-- START --
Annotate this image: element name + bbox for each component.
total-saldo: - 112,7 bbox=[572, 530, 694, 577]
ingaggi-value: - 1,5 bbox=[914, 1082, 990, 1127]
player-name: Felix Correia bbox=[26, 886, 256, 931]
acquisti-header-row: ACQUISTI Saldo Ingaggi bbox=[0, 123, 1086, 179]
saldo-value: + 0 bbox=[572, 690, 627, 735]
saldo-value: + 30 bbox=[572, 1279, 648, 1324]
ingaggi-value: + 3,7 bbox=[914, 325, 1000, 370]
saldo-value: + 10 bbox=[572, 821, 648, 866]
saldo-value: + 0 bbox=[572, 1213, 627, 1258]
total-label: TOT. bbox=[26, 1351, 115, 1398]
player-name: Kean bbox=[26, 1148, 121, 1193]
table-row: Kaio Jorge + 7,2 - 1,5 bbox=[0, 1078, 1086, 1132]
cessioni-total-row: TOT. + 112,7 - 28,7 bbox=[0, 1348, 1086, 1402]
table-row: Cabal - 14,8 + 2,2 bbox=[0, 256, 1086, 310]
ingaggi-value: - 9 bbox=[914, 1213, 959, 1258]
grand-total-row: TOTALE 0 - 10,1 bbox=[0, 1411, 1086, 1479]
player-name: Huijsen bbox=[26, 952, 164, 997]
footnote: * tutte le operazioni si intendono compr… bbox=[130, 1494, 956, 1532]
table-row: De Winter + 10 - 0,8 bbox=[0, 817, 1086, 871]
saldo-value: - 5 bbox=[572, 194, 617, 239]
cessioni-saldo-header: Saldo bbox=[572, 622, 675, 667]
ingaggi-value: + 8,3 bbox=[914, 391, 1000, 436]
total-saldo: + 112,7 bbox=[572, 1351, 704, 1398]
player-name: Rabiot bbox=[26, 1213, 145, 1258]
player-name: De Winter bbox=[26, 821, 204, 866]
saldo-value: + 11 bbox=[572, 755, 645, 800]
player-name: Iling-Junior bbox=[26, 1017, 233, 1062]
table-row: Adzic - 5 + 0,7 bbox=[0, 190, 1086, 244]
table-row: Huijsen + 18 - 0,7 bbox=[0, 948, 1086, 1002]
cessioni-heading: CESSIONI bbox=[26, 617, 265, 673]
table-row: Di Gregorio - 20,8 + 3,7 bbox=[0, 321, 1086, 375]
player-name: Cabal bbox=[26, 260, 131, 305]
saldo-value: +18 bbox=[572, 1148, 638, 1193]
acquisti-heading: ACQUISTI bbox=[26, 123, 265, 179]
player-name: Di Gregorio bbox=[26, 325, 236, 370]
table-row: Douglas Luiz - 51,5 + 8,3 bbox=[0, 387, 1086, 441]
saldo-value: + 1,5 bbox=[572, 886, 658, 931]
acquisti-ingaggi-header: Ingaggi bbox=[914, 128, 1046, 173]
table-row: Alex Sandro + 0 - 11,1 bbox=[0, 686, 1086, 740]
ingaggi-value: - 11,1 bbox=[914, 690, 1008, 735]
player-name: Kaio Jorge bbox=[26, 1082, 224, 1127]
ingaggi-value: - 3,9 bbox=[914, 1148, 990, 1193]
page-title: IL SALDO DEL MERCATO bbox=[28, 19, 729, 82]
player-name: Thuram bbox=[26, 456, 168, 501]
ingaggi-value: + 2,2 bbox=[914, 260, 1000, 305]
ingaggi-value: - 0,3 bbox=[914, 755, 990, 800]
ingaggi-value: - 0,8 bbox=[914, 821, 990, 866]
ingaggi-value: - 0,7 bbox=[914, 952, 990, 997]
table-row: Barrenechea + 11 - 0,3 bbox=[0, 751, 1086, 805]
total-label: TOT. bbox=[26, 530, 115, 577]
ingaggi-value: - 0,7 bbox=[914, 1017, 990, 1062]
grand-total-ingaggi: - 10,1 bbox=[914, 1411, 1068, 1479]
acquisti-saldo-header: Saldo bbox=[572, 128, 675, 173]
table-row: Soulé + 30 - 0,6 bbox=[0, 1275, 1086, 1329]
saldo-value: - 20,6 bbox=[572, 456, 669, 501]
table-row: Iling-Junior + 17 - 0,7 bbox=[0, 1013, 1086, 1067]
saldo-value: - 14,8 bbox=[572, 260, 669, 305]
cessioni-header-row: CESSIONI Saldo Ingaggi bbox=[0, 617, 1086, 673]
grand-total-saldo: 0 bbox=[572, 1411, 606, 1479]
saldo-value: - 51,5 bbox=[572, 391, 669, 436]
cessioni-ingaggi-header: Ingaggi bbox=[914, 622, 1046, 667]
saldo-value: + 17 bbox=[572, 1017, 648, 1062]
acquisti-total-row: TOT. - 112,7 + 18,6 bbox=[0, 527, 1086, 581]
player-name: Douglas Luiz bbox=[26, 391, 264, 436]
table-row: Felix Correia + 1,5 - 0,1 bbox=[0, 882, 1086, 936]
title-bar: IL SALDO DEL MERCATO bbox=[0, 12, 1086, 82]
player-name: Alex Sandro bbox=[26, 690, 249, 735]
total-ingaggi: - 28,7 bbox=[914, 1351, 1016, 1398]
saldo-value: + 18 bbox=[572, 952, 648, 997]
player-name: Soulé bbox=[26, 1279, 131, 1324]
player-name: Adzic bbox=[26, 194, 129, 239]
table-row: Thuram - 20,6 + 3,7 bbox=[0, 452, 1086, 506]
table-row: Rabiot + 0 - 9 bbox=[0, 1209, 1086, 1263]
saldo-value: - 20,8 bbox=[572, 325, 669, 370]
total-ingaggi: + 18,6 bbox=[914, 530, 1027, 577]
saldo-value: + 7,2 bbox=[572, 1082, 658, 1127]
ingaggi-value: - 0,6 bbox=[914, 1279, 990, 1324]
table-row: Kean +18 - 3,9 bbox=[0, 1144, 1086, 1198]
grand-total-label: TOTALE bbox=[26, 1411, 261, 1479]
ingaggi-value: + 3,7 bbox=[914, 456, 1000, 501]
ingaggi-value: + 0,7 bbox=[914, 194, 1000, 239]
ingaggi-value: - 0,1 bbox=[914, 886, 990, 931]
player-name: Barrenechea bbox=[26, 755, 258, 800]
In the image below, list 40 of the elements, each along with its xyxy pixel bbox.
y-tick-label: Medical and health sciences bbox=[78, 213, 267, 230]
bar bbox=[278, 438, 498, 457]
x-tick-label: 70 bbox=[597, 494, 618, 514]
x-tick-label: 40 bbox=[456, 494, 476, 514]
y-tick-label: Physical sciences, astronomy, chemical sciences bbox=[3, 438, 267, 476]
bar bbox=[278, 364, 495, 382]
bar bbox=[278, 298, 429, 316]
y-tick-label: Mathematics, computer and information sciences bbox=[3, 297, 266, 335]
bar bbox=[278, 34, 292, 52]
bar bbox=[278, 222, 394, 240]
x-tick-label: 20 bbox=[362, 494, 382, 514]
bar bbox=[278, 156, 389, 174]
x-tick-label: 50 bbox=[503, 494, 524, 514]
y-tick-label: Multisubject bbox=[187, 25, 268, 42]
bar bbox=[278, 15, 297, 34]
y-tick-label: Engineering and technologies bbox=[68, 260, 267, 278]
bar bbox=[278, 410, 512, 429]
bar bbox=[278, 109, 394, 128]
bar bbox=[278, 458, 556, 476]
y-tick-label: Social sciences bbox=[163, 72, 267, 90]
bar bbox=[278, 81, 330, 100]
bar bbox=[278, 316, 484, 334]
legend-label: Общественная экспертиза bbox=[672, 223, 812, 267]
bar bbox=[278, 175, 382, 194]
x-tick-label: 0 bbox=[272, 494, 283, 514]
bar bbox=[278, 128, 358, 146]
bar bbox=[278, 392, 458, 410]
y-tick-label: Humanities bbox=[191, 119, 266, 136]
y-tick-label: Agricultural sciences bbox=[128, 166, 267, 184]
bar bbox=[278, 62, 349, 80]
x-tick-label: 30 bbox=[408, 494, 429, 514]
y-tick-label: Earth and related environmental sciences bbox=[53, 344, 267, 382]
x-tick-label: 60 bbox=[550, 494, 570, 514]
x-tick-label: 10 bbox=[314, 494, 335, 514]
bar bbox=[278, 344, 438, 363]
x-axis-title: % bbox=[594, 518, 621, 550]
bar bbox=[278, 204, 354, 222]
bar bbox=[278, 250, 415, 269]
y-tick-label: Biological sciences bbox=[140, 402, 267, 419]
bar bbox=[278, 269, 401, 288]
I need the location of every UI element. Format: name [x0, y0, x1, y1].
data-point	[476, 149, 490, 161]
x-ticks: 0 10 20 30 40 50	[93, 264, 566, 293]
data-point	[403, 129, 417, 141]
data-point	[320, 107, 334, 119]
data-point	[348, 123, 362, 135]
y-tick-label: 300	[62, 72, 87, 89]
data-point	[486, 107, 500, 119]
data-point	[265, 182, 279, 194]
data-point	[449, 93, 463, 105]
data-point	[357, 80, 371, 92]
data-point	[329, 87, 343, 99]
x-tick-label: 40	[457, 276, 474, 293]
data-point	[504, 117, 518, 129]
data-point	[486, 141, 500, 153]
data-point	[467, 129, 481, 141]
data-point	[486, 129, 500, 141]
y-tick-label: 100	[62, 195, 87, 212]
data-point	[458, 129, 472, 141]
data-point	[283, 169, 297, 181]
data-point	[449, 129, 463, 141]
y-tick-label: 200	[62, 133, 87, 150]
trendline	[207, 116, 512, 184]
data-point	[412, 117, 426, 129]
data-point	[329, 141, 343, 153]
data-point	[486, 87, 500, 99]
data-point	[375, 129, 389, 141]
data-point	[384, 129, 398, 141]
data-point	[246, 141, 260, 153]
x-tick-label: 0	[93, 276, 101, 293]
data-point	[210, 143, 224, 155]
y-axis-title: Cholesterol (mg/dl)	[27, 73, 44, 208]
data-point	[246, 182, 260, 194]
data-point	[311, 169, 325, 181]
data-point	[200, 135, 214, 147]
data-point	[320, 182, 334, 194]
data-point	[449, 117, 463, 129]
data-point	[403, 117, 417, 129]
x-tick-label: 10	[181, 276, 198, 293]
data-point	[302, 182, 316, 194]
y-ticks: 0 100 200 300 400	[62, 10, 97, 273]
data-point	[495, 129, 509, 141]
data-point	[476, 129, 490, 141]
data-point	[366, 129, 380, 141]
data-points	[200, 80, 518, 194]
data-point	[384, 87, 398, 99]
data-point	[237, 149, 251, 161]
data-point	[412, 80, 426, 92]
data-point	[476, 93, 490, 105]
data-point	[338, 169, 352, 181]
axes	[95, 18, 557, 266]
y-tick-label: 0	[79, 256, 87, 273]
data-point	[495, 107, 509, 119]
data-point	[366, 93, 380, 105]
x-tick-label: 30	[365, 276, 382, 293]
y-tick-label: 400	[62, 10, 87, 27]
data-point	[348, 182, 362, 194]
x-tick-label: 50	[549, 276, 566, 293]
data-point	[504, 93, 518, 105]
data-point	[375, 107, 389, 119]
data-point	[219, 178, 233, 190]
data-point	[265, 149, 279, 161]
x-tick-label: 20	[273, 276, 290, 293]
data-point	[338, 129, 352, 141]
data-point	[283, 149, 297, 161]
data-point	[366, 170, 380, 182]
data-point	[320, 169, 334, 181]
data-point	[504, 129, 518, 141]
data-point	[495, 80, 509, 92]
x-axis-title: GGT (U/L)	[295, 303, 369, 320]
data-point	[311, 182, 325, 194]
-- END --
- **What is expected**: Render the lines from the start of the entries through the line that contains "saldo-value: + 30 bbox=[572, 1279, 648, 1324]" as a JSON list of strings, one string per line, with blank lines left out.

- **Worked solution**:
[
  "Annotate this image: element name + bbox for each component.",
  "total-saldo: - 112,7 bbox=[572, 530, 694, 577]",
  "ingaggi-value: - 1,5 bbox=[914, 1082, 990, 1127]",
  "player-name: Felix Correia bbox=[26, 886, 256, 931]",
  "acquisti-header-row: ACQUISTI Saldo Ingaggi bbox=[0, 123, 1086, 179]",
  "saldo-value: + 0 bbox=[572, 690, 627, 735]",
  "saldo-value: + 30 bbox=[572, 1279, 648, 1324]"
]